*Task to complete*.
Beginning with the line in which "Read all visible content and emit it as JSON." appears, transcribe each line word for word until the records end. Do not include pictures.

*Stored data*.
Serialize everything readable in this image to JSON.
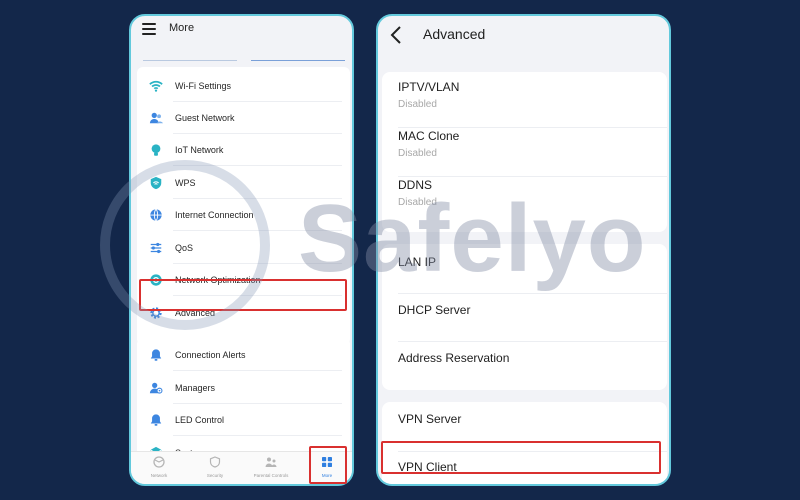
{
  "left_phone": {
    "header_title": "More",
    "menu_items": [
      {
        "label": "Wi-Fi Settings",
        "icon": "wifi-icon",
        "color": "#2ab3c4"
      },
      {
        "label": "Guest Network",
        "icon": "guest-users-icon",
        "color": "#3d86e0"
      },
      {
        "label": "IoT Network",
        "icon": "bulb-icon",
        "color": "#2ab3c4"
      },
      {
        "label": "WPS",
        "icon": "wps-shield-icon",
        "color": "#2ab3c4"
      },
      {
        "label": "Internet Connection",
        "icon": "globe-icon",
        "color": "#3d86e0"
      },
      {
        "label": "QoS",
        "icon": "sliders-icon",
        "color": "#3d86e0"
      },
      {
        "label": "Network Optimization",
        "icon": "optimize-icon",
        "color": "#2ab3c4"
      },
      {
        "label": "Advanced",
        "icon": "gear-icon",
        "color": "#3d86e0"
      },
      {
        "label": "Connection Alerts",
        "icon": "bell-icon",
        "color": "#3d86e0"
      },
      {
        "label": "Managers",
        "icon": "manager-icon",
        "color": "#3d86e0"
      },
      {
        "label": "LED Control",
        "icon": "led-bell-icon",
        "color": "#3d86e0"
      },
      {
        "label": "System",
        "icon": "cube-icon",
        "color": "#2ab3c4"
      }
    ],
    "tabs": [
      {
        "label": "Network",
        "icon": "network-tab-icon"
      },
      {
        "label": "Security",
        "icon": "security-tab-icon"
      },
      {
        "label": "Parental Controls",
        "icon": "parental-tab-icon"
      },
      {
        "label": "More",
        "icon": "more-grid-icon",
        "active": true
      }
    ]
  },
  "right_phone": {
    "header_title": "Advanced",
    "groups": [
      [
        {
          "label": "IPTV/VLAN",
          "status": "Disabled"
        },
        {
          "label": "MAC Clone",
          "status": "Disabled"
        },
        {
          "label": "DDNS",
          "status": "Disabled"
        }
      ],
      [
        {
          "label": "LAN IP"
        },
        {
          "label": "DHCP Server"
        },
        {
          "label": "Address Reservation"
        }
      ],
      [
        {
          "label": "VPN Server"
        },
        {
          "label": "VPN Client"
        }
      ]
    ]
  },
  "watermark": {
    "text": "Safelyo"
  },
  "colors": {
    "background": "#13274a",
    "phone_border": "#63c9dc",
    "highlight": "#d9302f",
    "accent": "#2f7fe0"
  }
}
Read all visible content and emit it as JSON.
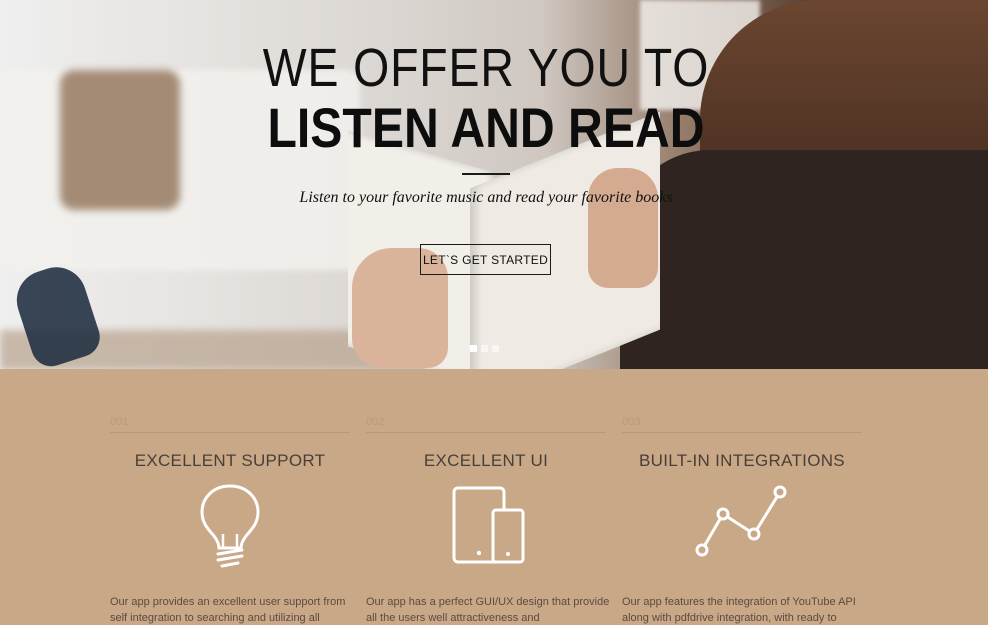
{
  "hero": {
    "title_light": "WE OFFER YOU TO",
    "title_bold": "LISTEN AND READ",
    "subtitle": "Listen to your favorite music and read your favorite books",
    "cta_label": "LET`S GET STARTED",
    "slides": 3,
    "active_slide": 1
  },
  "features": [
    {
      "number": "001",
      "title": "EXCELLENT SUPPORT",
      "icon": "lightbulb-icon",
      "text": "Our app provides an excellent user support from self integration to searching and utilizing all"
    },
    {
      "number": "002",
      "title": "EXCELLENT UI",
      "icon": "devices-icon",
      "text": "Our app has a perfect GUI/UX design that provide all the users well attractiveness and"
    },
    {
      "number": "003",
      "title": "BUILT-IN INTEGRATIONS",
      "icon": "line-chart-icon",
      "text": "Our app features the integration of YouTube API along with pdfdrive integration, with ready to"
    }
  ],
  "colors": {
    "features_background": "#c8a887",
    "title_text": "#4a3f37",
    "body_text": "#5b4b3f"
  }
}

*Answer to the exercise*.
Read all visible content and emit it as JSON.
{
  "hero": {
    "title_light": "WE OFFER YOU TO",
    "title_bold": "LISTEN AND READ",
    "subtitle": "Listen to your favorite music and read your favorite books",
    "cta_label": "LET`S GET STARTED",
    "slides": 3,
    "active_slide": 1
  },
  "features": [
    {
      "number": "001",
      "title": "EXCELLENT SUPPORT",
      "icon": "lightbulb-icon",
      "text": "Our app provides an excellent user support from self integration to searching and utilizing all"
    },
    {
      "number": "002",
      "title": "EXCELLENT UI",
      "icon": "devices-icon",
      "text": "Our app has a perfect GUI/UX design that provide all the users well attractiveness and"
    },
    {
      "number": "003",
      "title": "BUILT-IN INTEGRATIONS",
      "icon": "line-chart-icon",
      "text": "Our app features the integration of YouTube API along with pdfdrive integration, with ready to"
    }
  ],
  "colors": {
    "features_background": "#c8a887",
    "title_text": "#4a3f37",
    "body_text": "#5b4b3f"
  }
}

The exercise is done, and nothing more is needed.